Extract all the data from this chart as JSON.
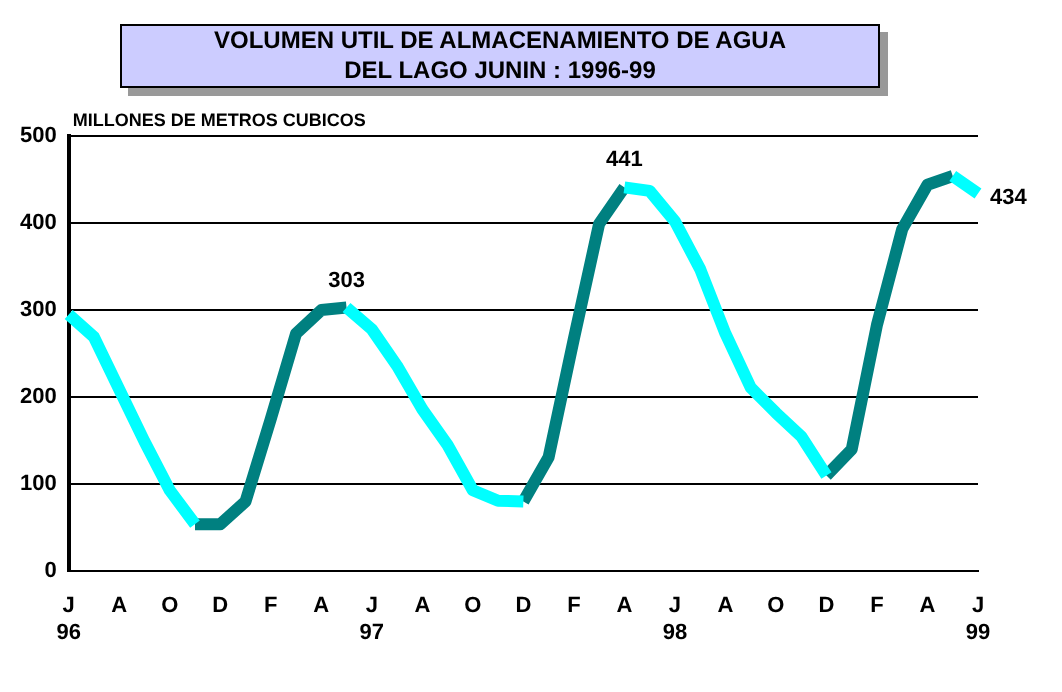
{
  "chart_data": {
    "type": "line",
    "title": "VOLUMEN UTIL DE ALMACENAMIENTO DE AGUA\nDEL LAGO JUNIN : 1996-99",
    "ylabel": "MILLONES DE METROS CUBICOS",
    "categories": [
      "J\n96",
      null,
      "A",
      null,
      "O",
      null,
      "D",
      null,
      "F",
      null,
      "A",
      null,
      "J\n97",
      null,
      "A",
      null,
      "O",
      null,
      "D",
      null,
      "F",
      null,
      "A",
      null,
      "J\n98",
      null,
      "A",
      null,
      "O",
      null,
      "D",
      null,
      "F",
      null,
      "A",
      null,
      "J\n99"
    ],
    "series": [
      {
        "color": "#00ffff",
        "values": [
          295,
          269,
          209,
          149,
          93,
          54,
          null,
          null,
          null,
          null,
          null,
          303,
          278,
          236,
          186,
          145,
          93,
          81,
          80,
          null,
          null,
          null,
          441,
          437,
          402,
          347,
          273,
          211,
          182,
          155,
          110,
          null,
          null,
          null,
          null,
          454,
          434
        ],
        "value_labels": [
          null,
          null,
          null,
          null,
          null,
          null,
          null,
          null,
          null,
          null,
          null,
          "303",
          null,
          null,
          null,
          null,
          null,
          null,
          null,
          null,
          null,
          null,
          "441",
          null,
          null,
          null,
          null,
          null,
          null,
          null,
          null,
          null,
          null,
          null,
          null,
          null,
          "434"
        ]
      },
      {
        "color": "#008080",
        "values": [
          null,
          null,
          null,
          null,
          null,
          54,
          54,
          80,
          175,
          273,
          300,
          303,
          null,
          null,
          null,
          null,
          null,
          null,
          80,
          131,
          267,
          399,
          441,
          null,
          null,
          null,
          null,
          null,
          null,
          null,
          110,
          140,
          283,
          393,
          444,
          454,
          null
        ]
      }
    ],
    "ylim": [
      0,
      500
    ],
    "yticks": [
      0,
      100,
      200,
      300,
      400,
      500
    ],
    "grid": "y",
    "legend": false,
    "marker": "none"
  }
}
◇ ◇ ◇ ◇ ◇ ◇ ◇
* TASK DIRECTIONS:
Copy the records above exactly. The pictures are not part of the copy.

* FINAL ANSWER:
Extract all the data from this chart as JSON.
{
  "chart_data": {
    "type": "line",
    "title": "VOLUMEN UTIL DE ALMACENAMIENTO DE AGUA\nDEL LAGO JUNIN : 1996-99",
    "ylabel": "MILLONES DE METROS CUBICOS",
    "categories": [
      "J\n96",
      null,
      "A",
      null,
      "O",
      null,
      "D",
      null,
      "F",
      null,
      "A",
      null,
      "J\n97",
      null,
      "A",
      null,
      "O",
      null,
      "D",
      null,
      "F",
      null,
      "A",
      null,
      "J\n98",
      null,
      "A",
      null,
      "O",
      null,
      "D",
      null,
      "F",
      null,
      "A",
      null,
      "J\n99"
    ],
    "series": [
      {
        "color": "#00ffff",
        "values": [
          295,
          269,
          209,
          149,
          93,
          54,
          null,
          null,
          null,
          null,
          null,
          303,
          278,
          236,
          186,
          145,
          93,
          81,
          80,
          null,
          null,
          null,
          441,
          437,
          402,
          347,
          273,
          211,
          182,
          155,
          110,
          null,
          null,
          null,
          null,
          454,
          434
        ],
        "value_labels": [
          null,
          null,
          null,
          null,
          null,
          null,
          null,
          null,
          null,
          null,
          null,
          "303",
          null,
          null,
          null,
          null,
          null,
          null,
          null,
          null,
          null,
          null,
          "441",
          null,
          null,
          null,
          null,
          null,
          null,
          null,
          null,
          null,
          null,
          null,
          null,
          null,
          "434"
        ]
      },
      {
        "color": "#008080",
        "values": [
          null,
          null,
          null,
          null,
          null,
          54,
          54,
          80,
          175,
          273,
          300,
          303,
          null,
          null,
          null,
          null,
          null,
          null,
          80,
          131,
          267,
          399,
          441,
          null,
          null,
          null,
          null,
          null,
          null,
          null,
          110,
          140,
          283,
          393,
          444,
          454,
          null
        ]
      }
    ],
    "ylim": [
      0,
      500
    ],
    "yticks": [
      0,
      100,
      200,
      300,
      400,
      500
    ],
    "grid": "y",
    "legend": false,
    "marker": "none"
  }
}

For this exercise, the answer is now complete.